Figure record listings
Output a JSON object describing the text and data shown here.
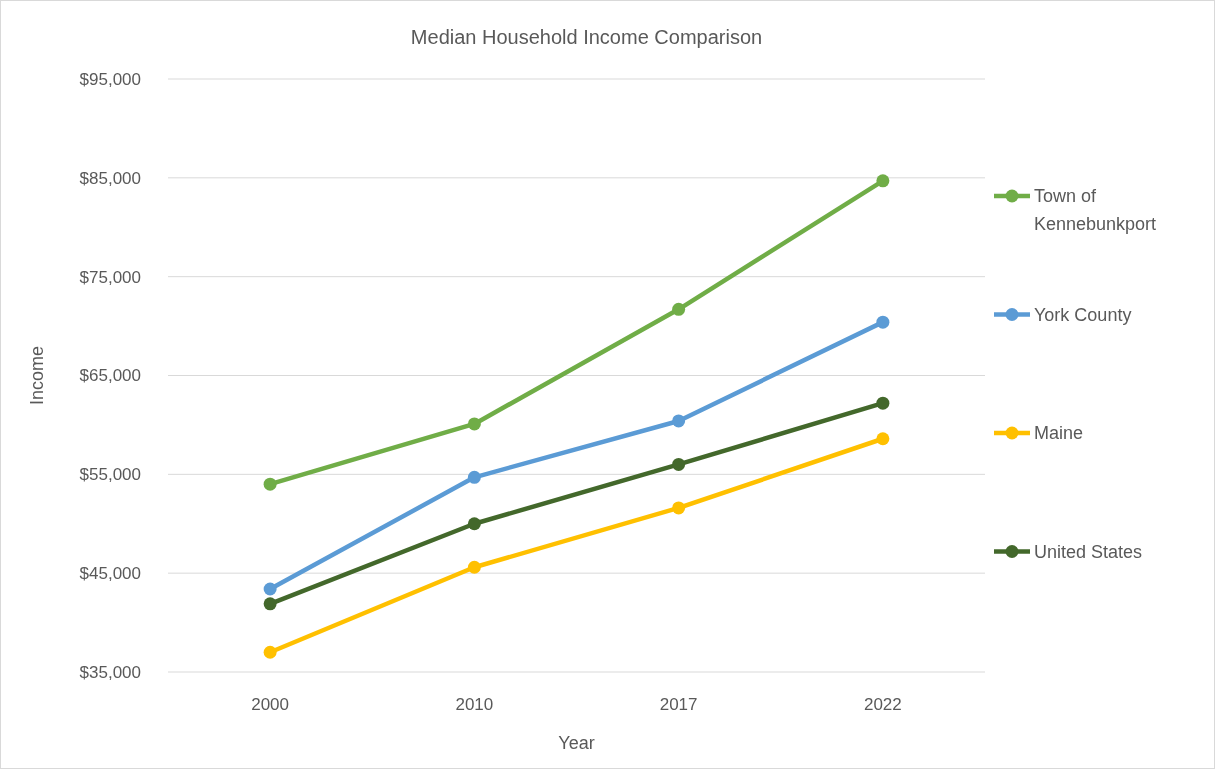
{
  "chart_data": {
    "type": "line",
    "title": "Median Household Income Comparison",
    "xlabel": "Year",
    "ylabel": "Income",
    "categories": [
      "2000",
      "2010",
      "2017",
      "2022"
    ],
    "series": [
      {
        "name": "Town of Kennebunkport",
        "color": "#70ad47",
        "values": [
          54000,
          60100,
          71700,
          84700
        ]
      },
      {
        "name": "York County",
        "color": "#5b9bd5",
        "values": [
          43400,
          54700,
          60400,
          70400
        ]
      },
      {
        "name": "Maine",
        "color": "#ffc000",
        "values": [
          37000,
          45600,
          51600,
          58600
        ]
      },
      {
        "name": "United States",
        "color": "#43682b",
        "values": [
          41900,
          50000,
          56000,
          62200
        ]
      }
    ],
    "ylim": [
      35000,
      95000
    ],
    "yticks": [
      {
        "value": 35000,
        "label": "$35,000"
      },
      {
        "value": 45000,
        "label": "$45,000"
      },
      {
        "value": 55000,
        "label": "$55,000"
      },
      {
        "value": 65000,
        "label": "$65,000"
      },
      {
        "value": 75000,
        "label": "$75,000"
      },
      {
        "value": 85000,
        "label": "$85,000"
      },
      {
        "value": 95000,
        "label": "$95,000"
      }
    ],
    "grid": "y",
    "legend": "right",
    "marker": "circle",
    "line_style": "solid"
  }
}
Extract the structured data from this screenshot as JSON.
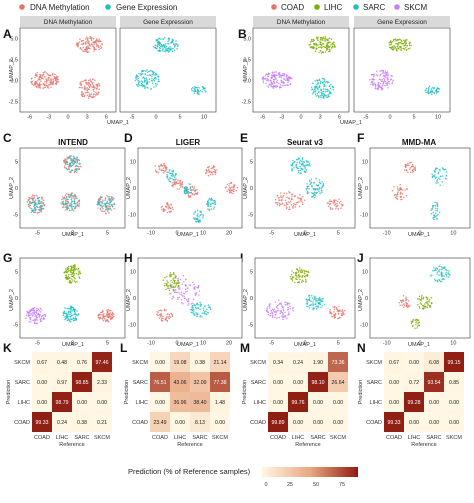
{
  "legends": {
    "modality": {
      "items": [
        {
          "label": "DNA Methylation",
          "color": "#e8756d"
        },
        {
          "label": "Gene Expression",
          "color": "#1fbfc4"
        }
      ]
    },
    "cancer": {
      "items": [
        {
          "label": "COAD",
          "color": "#e8756d"
        },
        {
          "label": "LIHC",
          "color": "#7cae00"
        },
        {
          "label": "SARC",
          "color": "#1fbfc4"
        },
        {
          "label": "SKCM",
          "color": "#c77cff"
        }
      ]
    }
  },
  "panels": {
    "A": "A",
    "B": "B",
    "C": "C",
    "D": "D",
    "E": "E",
    "F": "F",
    "G": "G",
    "H": "H",
    "I": "I",
    "J": "J",
    "K": "K",
    "L": "L",
    "M": "M",
    "N": "N"
  },
  "row1": {
    "strip_left": "DNA Methylation",
    "strip_right": "Gene Expression",
    "x_label": "UMAP_1",
    "y_label": "UMAP_2"
  },
  "method_titles": {
    "intend": "INTEND",
    "liger": "LIGER",
    "seurat": "Seurat v3",
    "mmdma": "MMD-MA"
  },
  "axis_labels": {
    "umap1": "UMAP_1",
    "umap2": "UMAP_2"
  },
  "confusion": {
    "x_label": "Reference",
    "y_label": "Prediction",
    "colorbar_title": "Prediction (% of Reference samples)",
    "colorbar_ticks": [
      "0",
      "25",
      "50",
      "75"
    ]
  },
  "chart_data": [
    {
      "panel": "K",
      "type": "heatmap",
      "x_categories": [
        "COAD",
        "LIHC",
        "SARC",
        "SKCM"
      ],
      "y_categories": [
        "COAD",
        "LIHC",
        "SARC",
        "SKCM"
      ],
      "values": [
        [
          "99.33",
          "0.24",
          "0.38",
          "0.21"
        ],
        [
          "0.00",
          "98.79",
          "0.00",
          "0.00"
        ],
        [
          "0.00",
          "0.97",
          "98.85",
          "2.33"
        ],
        [
          "0.67",
          "0.48",
          "0.76",
          "97.46"
        ]
      ],
      "xlabel": "Reference",
      "ylabel": "Prediction"
    },
    {
      "panel": "L",
      "type": "heatmap",
      "x_categories": [
        "COAD",
        "LIHC",
        "SARC",
        "SKCM"
      ],
      "y_categories": [
        "COAD",
        "LIHC",
        "SARC",
        "SKCM"
      ],
      "values": [
        [
          "23.49",
          "0.00",
          "8.13",
          "0.00"
        ],
        [
          "0.00",
          "36.96",
          "38.40",
          "1.48"
        ],
        [
          "76.51",
          "43.06",
          "32.09",
          "77.38"
        ],
        [
          "0.00",
          "19.08",
          "0.38",
          "21.14"
        ]
      ],
      "xlabel": "Reference",
      "ylabel": "Prediction"
    },
    {
      "panel": "M",
      "type": "heatmap",
      "x_categories": [
        "COAD",
        "LIHC",
        "SARC",
        "SKCM"
      ],
      "y_categories": [
        "COAD",
        "LIHC",
        "SARC",
        "SKCM"
      ],
      "values": [
        [
          "99.89",
          "0.00",
          "0.00",
          "0.00"
        ],
        [
          "0.00",
          "99.76",
          "0.00",
          "0.00"
        ],
        [
          "0.00",
          "0.00",
          "98.10",
          "26.64"
        ],
        [
          "0.34",
          "0.24",
          "1.90",
          "73.36"
        ]
      ],
      "xlabel": "Reference",
      "ylabel": "Prediction"
    },
    {
      "panel": "N",
      "type": "heatmap",
      "x_categories": [
        "COAD",
        "LIHC",
        "SARC",
        "SKCM"
      ],
      "y_categories": [
        "COAD",
        "LIHC",
        "SARC",
        "SKCM"
      ],
      "values": [
        [
          "99.33",
          "0.00",
          "0.00",
          "0.00"
        ],
        [
          "0.00",
          "99.28",
          "0.00",
          "0.00"
        ],
        [
          "0.00",
          "0.72",
          "93.54",
          "0.85"
        ],
        [
          "0.67",
          "0.00",
          "6.08",
          "99.15"
        ]
      ],
      "xlabel": "Reference",
      "ylabel": "Prediction"
    }
  ]
}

■ EXERCISE: Find every line that holds "name" and copy it.

■ RESPONSE TO THIS EXERCISE:
        "name": "Town of Kennebunkport",
        "name": "York County",
        "name": "Maine",
        "name": "United States",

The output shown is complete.